-- Instruction --
All material below is to be reproduced exactly.

-- Record list --
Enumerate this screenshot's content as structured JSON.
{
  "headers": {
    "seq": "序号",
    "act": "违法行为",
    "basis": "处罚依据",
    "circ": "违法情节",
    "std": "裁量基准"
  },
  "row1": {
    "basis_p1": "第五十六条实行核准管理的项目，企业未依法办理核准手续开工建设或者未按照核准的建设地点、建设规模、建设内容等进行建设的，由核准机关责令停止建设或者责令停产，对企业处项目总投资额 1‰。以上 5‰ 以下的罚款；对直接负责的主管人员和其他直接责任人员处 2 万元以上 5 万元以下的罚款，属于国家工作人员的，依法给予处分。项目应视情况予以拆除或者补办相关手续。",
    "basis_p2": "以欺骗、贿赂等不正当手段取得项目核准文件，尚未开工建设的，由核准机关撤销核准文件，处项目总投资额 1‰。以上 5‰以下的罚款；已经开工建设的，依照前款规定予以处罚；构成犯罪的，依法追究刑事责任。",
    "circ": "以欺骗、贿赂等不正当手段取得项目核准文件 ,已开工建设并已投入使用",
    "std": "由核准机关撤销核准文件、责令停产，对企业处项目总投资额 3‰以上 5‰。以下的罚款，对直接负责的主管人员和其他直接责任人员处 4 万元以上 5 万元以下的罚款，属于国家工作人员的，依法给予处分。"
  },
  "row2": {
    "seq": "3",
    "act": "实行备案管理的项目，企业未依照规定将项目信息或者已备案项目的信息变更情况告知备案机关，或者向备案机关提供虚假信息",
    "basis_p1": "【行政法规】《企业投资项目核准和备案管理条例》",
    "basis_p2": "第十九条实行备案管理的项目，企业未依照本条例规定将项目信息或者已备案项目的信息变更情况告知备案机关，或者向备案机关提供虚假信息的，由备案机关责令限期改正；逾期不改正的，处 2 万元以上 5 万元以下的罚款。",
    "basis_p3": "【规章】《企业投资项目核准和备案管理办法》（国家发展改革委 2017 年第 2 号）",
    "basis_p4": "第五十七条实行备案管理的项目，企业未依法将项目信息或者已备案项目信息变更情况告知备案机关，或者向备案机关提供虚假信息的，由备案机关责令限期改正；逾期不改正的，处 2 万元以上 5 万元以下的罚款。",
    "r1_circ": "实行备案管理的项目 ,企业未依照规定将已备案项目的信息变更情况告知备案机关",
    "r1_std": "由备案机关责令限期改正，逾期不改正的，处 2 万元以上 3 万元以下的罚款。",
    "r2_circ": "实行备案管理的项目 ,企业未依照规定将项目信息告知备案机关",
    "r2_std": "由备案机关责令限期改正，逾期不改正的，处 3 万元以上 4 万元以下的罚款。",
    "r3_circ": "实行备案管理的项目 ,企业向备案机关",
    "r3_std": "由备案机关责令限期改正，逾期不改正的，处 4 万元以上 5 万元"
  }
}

-- Full answer --
Enumerate this screenshot's content as structured JSON.
{
  "headers": {
    "seq": "序号",
    "act": "违法行为",
    "basis": "处罚依据",
    "circ": "违法情节",
    "std": "裁量基准"
  },
  "row1": {
    "basis_p1": "第五十六条实行核准管理的项目，企业未依法办理核准手续开工建设或者未按照核准的建设地点、建设规模、建设内容等进行建设的，由核准机关责令停止建设或者责令停产，对企业处项目总投资额 1‰。以上 5‰ 以下的罚款；对直接负责的主管人员和其他直接责任人员处 2 万元以上 5 万元以下的罚款，属于国家工作人员的，依法给予处分。项目应视情况予以拆除或者补办相关手续。",
    "basis_p2": "以欺骗、贿赂等不正当手段取得项目核准文件，尚未开工建设的，由核准机关撤销核准文件，处项目总投资额 1‰。以上 5‰以下的罚款；已经开工建设的，依照前款规定予以处罚；构成犯罪的，依法追究刑事责任。",
    "circ": "以欺骗、贿赂等不正当手段取得项目核准文件 ,已开工建设并已投入使用",
    "std": "由核准机关撤销核准文件、责令停产，对企业处项目总投资额 3‰以上 5‰。以下的罚款，对直接负责的主管人员和其他直接责任人员处 4 万元以上 5 万元以下的罚款，属于国家工作人员的，依法给予处分。"
  },
  "row2": {
    "seq": "3",
    "act": "实行备案管理的项目，企业未依照规定将项目信息或者已备案项目的信息变更情况告知备案机关，或者向备案机关提供虚假信息",
    "basis_p1": "【行政法规】《企业投资项目核准和备案管理条例》",
    "basis_p2": "第十九条实行备案管理的项目，企业未依照本条例规定将项目信息或者已备案项目的信息变更情况告知备案机关，或者向备案机关提供虚假信息的，由备案机关责令限期改正；逾期不改正的，处 2 万元以上 5 万元以下的罚款。",
    "basis_p3": "【规章】《企业投资项目核准和备案管理办法》（国家发展改革委 2017 年第 2 号）",
    "basis_p4": "第五十七条实行备案管理的项目，企业未依法将项目信息或者已备案项目信息变更情况告知备案机关，或者向备案机关提供虚假信息的，由备案机关责令限期改正；逾期不改正的，处 2 万元以上 5 万元以下的罚款。",
    "r1_circ": "实行备案管理的项目 ,企业未依照规定将已备案项目的信息变更情况告知备案机关",
    "r1_std": "由备案机关责令限期改正，逾期不改正的，处 2 万元以上 3 万元以下的罚款。",
    "r2_circ": "实行备案管理的项目 ,企业未依照规定将项目信息告知备案机关",
    "r2_std": "由备案机关责令限期改正，逾期不改正的，处 3 万元以上 4 万元以下的罚款。",
    "r3_circ": "实行备案管理的项目 ,企业向备案机关",
    "r3_std": "由备案机关责令限期改正，逾期不改正的，处 4 万元以上 5 万元"
  }
}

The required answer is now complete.